What you should do: Retype every line of the material below exactly as it appears, from start to finish, and leave the pictures out of your answer.

Records shown:
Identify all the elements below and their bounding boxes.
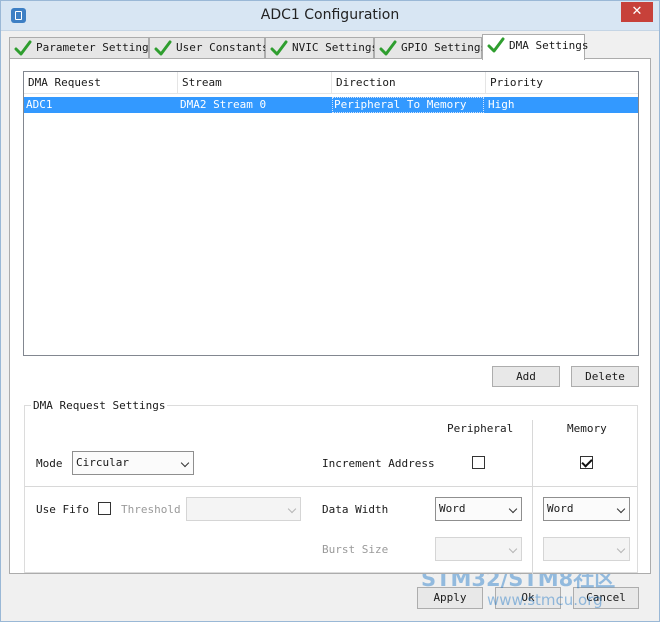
use-fifo-label: Use Fifo [36, 503, 89, 516]
burst-size-peripheral-select[interactable] [435, 537, 522, 561]
peripheral-header: Peripheral [447, 422, 514, 435]
column-header-stream[interactable]: Stream [178, 72, 332, 94]
delete-button[interactable]: Delete [571, 366, 639, 387]
column-header-direction[interactable]: Direction [332, 72, 486, 94]
title-bar[interactable]: ADC1 Configuration ✕ [1, 1, 659, 31]
increment-address-label: Increment Address [322, 457, 435, 470]
mode-select-value: Circular [76, 456, 129, 469]
cell-stream: DMA2 Stream 0 [180, 98, 267, 111]
increment-memory-checkbox[interactable] [580, 456, 593, 469]
chevron-down-icon [180, 458, 190, 468]
dialog-window: ADC1 Configuration ✕ Parameter Settings … [0, 0, 660, 622]
add-button[interactable]: Add [492, 366, 560, 387]
cell-priority: High [488, 98, 515, 111]
window-title: ADC1 Configuration [260, 7, 400, 23]
memory-header: Memory [567, 422, 607, 435]
increment-peripheral-checkbox[interactable] [472, 456, 485, 469]
table-header: DMA Request Stream Direction Priority [24, 72, 638, 94]
column-header-dma-request[interactable]: DMA Request [24, 72, 178, 94]
data-width-label: Data Width [322, 503, 389, 516]
checkmark-icon [154, 40, 172, 56]
group-title: DMA Request Settings [31, 399, 168, 412]
data-width-peripheral-select[interactable]: Word [435, 497, 522, 521]
burst-size-memory-select[interactable] [543, 537, 630, 561]
burst-size-label: Burst Size [322, 543, 389, 556]
tab-label: DMA Settings [509, 39, 589, 52]
threshold-label: Threshold [121, 503, 181, 516]
watermark-url: www.stmcu.org [487, 591, 603, 609]
checkmark-icon [379, 40, 397, 56]
chevron-down-icon [508, 504, 518, 514]
tab-user-constants[interactable]: User Constants [149, 37, 269, 59]
checkmark-icon [14, 40, 32, 56]
dma-request-settings-group: DMA Request Settings Peripheral Memory M… [24, 399, 638, 574]
tab-gpio-settings[interactable]: GPIO Settings [374, 37, 487, 59]
tab-label: User Constants [176, 41, 269, 54]
dma-settings-panel: DMA Request Stream Direction Priority AD… [9, 58, 651, 574]
chevron-down-icon [616, 544, 626, 554]
checkmark-icon [487, 37, 505, 53]
column-divider [532, 420, 533, 574]
threshold-select[interactable] [186, 497, 301, 521]
tab-nvic-settings[interactable]: NVIC Settings [265, 37, 378, 59]
tab-dma-settings[interactable]: DMA Settings [482, 34, 589, 60]
checkmark-icon [270, 40, 288, 56]
data-width-memory-select[interactable]: Word [543, 497, 630, 521]
row-divider [25, 486, 637, 487]
dma-request-table: DMA Request Stream Direction Priority AD… [23, 71, 639, 356]
close-button[interactable]: ✕ [621, 2, 653, 22]
tab-label: Parameter Settings [36, 41, 156, 54]
mode-label: Mode [36, 457, 63, 470]
table-row[interactable]: ADC1 DMA2 Stream 0 Peripheral To Memory … [24, 97, 638, 113]
tab-parameter-settings[interactable]: Parameter Settings [9, 37, 155, 59]
tab-label: NVIC Settings [292, 41, 379, 54]
data-width-peripheral-value: Word [439, 502, 466, 515]
tab-label: GPIO Settings [401, 41, 488, 54]
cell-dma-request: ADC1 [26, 98, 53, 111]
data-width-memory-value: Word [547, 502, 574, 515]
use-fifo-checkbox[interactable] [98, 502, 111, 515]
chevron-down-icon [287, 504, 297, 514]
mode-select[interactable]: Circular [72, 451, 194, 475]
column-header-priority[interactable]: Priority [486, 72, 638, 94]
chevron-down-icon [508, 544, 518, 554]
cell-direction: Peripheral To Memory [332, 97, 484, 113]
chevron-down-icon [616, 504, 626, 514]
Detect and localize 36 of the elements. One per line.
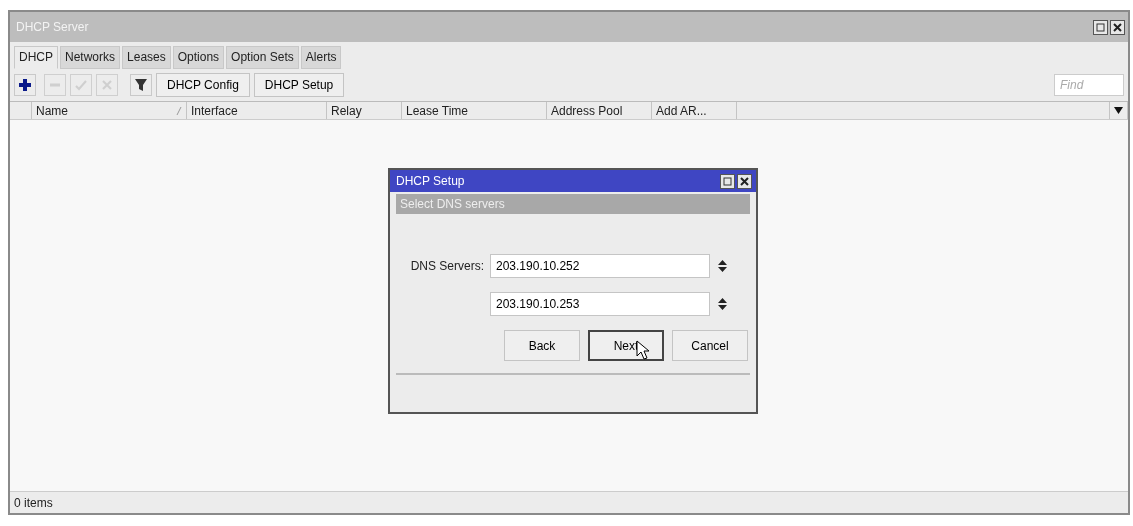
- column-menu-icon[interactable]: [1109, 102, 1128, 119]
- column-header[interactable]: Add AR...: [652, 102, 737, 119]
- step-heading: Select DNS servers: [396, 194, 750, 214]
- dns-server-field[interactable]: 203.190.10.253: [490, 292, 710, 316]
- plus-icon: [17, 77, 33, 93]
- tab[interactable]: Options: [172, 46, 225, 69]
- close-button[interactable]: [1110, 19, 1125, 35]
- find-field[interactable]: Find: [1054, 74, 1124, 96]
- dialog-button[interactable]: Next: [588, 330, 664, 361]
- cursor-icon: [636, 340, 650, 360]
- column-header[interactable]: Lease Time: [402, 102, 547, 119]
- filter-icon: [133, 77, 149, 93]
- tab[interactable]: Leases: [122, 46, 171, 69]
- dns-server-field[interactable]: 203.190.10.252: [490, 254, 710, 278]
- close-button[interactable]: [737, 173, 752, 189]
- column-header[interactable]: Name: [32, 102, 187, 119]
- column-header[interactable]: Relay: [327, 102, 402, 119]
- dialog-button[interactable]: Back: [504, 330, 580, 361]
- dialog-button[interactable]: Cancel: [672, 330, 748, 361]
- field-label: DNS Servers:: [409, 258, 485, 275]
- tab[interactable]: Option Sets: [226, 46, 299, 69]
- tab[interactable]: Networks: [60, 46, 121, 69]
- toolbar-button[interactable]: DHCP Config: [156, 73, 250, 97]
- tab[interactable]: DHCP: [14, 46, 58, 69]
- column-header[interactable]: Address Pool: [547, 102, 652, 119]
- maximize-button[interactable]: [720, 173, 735, 189]
- spin-arrows-icon[interactable]: [718, 298, 727, 310]
- add-button[interactable]: [14, 74, 36, 96]
- dialog-title: DHCP Setup: [396, 173, 465, 190]
- maximize-button[interactable]: [1093, 19, 1108, 35]
- toolbar-button[interactable]: DHCP Setup: [253, 73, 345, 97]
- spin-arrows-icon[interactable]: [718, 260, 727, 272]
- filter-button[interactable]: [130, 74, 152, 96]
- tab[interactable]: Alerts: [300, 46, 342, 69]
- item-count: 0 items: [14, 496, 53, 510]
- column-header[interactable]: Interface: [187, 102, 327, 119]
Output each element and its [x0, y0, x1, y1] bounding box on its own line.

Output below:
Identify all the elements below and their bounding boxes.
use-fifo-label: Use Fifo [36, 503, 89, 516]
burst-size-peripheral-select[interactable] [435, 537, 522, 561]
peripheral-header: Peripheral [447, 422, 514, 435]
column-header-stream[interactable]: Stream [178, 72, 332, 94]
delete-button[interactable]: Delete [571, 366, 639, 387]
column-header-direction[interactable]: Direction [332, 72, 486, 94]
title-bar[interactable]: ADC1 Configuration ✕ [1, 1, 659, 31]
increment-address-label: Increment Address [322, 457, 435, 470]
mode-select-value: Circular [76, 456, 129, 469]
cell-stream: DMA2 Stream 0 [180, 98, 267, 111]
increment-memory-checkbox[interactable] [580, 456, 593, 469]
chevron-down-icon [180, 458, 190, 468]
dialog-window: ADC1 Configuration ✕ Parameter Settings … [0, 0, 660, 622]
add-button[interactable]: Add [492, 366, 560, 387]
cell-priority: High [488, 98, 515, 111]
window-title: ADC1 Configuration [260, 7, 400, 23]
memory-header: Memory [567, 422, 607, 435]
increment-peripheral-checkbox[interactable] [472, 456, 485, 469]
table-header: DMA Request Stream Direction Priority [24, 72, 638, 94]
column-header-dma-request[interactable]: DMA Request [24, 72, 178, 94]
data-width-label: Data Width [322, 503, 389, 516]
checkmark-icon [154, 40, 172, 56]
group-title: DMA Request Settings [31, 399, 168, 412]
data-width-peripheral-select[interactable]: Word [435, 497, 522, 521]
burst-size-memory-select[interactable] [543, 537, 630, 561]
burst-size-label: Burst Size [322, 543, 389, 556]
tab-label: DMA Settings [509, 39, 589, 52]
threshold-label: Threshold [121, 503, 181, 516]
watermark-url: www.stmcu.org [487, 591, 603, 609]
checkmark-icon [379, 40, 397, 56]
chevron-down-icon [508, 504, 518, 514]
tab-user-constants[interactable]: User Constants [149, 37, 269, 59]
checkmark-icon [14, 40, 32, 56]
dma-request-settings-group: DMA Request Settings Peripheral Memory M… [24, 399, 638, 574]
tab-gpio-settings[interactable]: GPIO Settings [374, 37, 487, 59]
tab-label: User Constants [176, 41, 269, 54]
dma-settings-panel: DMA Request Stream Direction Priority AD… [9, 58, 651, 574]
chevron-down-icon [616, 544, 626, 554]
checkmark-icon [487, 37, 505, 53]
column-divider [532, 420, 533, 574]
threshold-select[interactable] [186, 497, 301, 521]
tab-nvic-settings[interactable]: NVIC Settings [265, 37, 378, 59]
tab-dma-settings[interactable]: DMA Settings [482, 34, 589, 60]
checkmark-icon [270, 40, 288, 56]
data-width-memory-select[interactable]: Word [543, 497, 630, 521]
row-divider [25, 486, 637, 487]
dma-request-table: DMA Request Stream Direction Priority AD… [23, 71, 639, 356]
close-button[interactable]: ✕ [621, 2, 653, 22]
tab-label: Parameter Settings [36, 41, 156, 54]
mode-label: Mode [36, 457, 63, 470]
table-row[interactable]: ADC1 DMA2 Stream 0 Peripheral To Memory … [24, 97, 638, 113]
tab-parameter-settings[interactable]: Parameter Settings [9, 37, 155, 59]
tab-label: NVIC Settings [292, 41, 379, 54]
data-width-peripheral-value: Word [439, 502, 466, 515]
tab-label: GPIO Settings [401, 41, 488, 54]
cell-dma-request: ADC1 [26, 98, 53, 111]
data-width-memory-value: Word [547, 502, 574, 515]
use-fifo-checkbox[interactable] [98, 502, 111, 515]
chevron-down-icon [287, 504, 297, 514]
mode-select[interactable]: Circular [72, 451, 194, 475]
column-header-priority[interactable]: Priority [486, 72, 638, 94]
chevron-down-icon [508, 544, 518, 554]
cell-direction: Peripheral To Memory [332, 97, 484, 113]
chevron-down-icon [616, 504, 626, 514]
Detect and localize 36 of the elements. One per line.
- column-menu-icon[interactable]: [1109, 102, 1128, 119]
- column-header[interactable]: Add AR...: [652, 102, 737, 119]
- step-heading: Select DNS servers: [396, 194, 750, 214]
- dns-server-field[interactable]: 203.190.10.253: [490, 292, 710, 316]
- plus-icon: [17, 77, 33, 93]
- tab[interactable]: Options: [172, 46, 225, 69]
- close-button[interactable]: [1110, 19, 1125, 35]
- find-field[interactable]: Find: [1054, 74, 1124, 96]
- dialog-button[interactable]: Next: [588, 330, 664, 361]
- cursor-icon: [636, 340, 650, 360]
- column-header[interactable]: Lease Time: [402, 102, 547, 119]
- filter-icon: [133, 77, 149, 93]
- tab[interactable]: Leases: [122, 46, 171, 69]
- dns-server-field[interactable]: 203.190.10.252: [490, 254, 710, 278]
- close-button[interactable]: [737, 173, 752, 189]
- column-header[interactable]: Name: [32, 102, 187, 119]
- column-header[interactable]: Relay: [327, 102, 402, 119]
- dialog-button[interactable]: Back: [504, 330, 580, 361]
- dialog-button[interactable]: Cancel: [672, 330, 748, 361]
- field-label: DNS Servers:: [409, 258, 485, 275]
- tab[interactable]: Option Sets: [226, 46, 299, 69]
- tab[interactable]: Networks: [60, 46, 121, 69]
- toolbar-button[interactable]: DHCP Config: [156, 73, 250, 97]
- tab[interactable]: DHCP: [14, 46, 58, 69]
- column-header[interactable]: Address Pool: [547, 102, 652, 119]
- maximize-button[interactable]: [720, 173, 735, 189]
- spin-arrows-icon[interactable]: [718, 298, 727, 310]
- add-button[interactable]: [14, 74, 36, 96]
- dialog-title: DHCP Setup: [396, 173, 465, 190]
- maximize-button[interactable]: [1093, 19, 1108, 35]
- toolbar-button[interactable]: DHCP Setup: [253, 73, 345, 97]
- spin-arrows-icon[interactable]: [718, 260, 727, 272]
- filter-button[interactable]: [130, 74, 152, 96]
- tab[interactable]: Alerts: [300, 46, 342, 69]
- item-count: 0 items: [14, 496, 53, 510]
- column-header[interactable]: Interface: [187, 102, 327, 119]
Output each element and its [x0, y0, x1, y1] bounding box on its own line.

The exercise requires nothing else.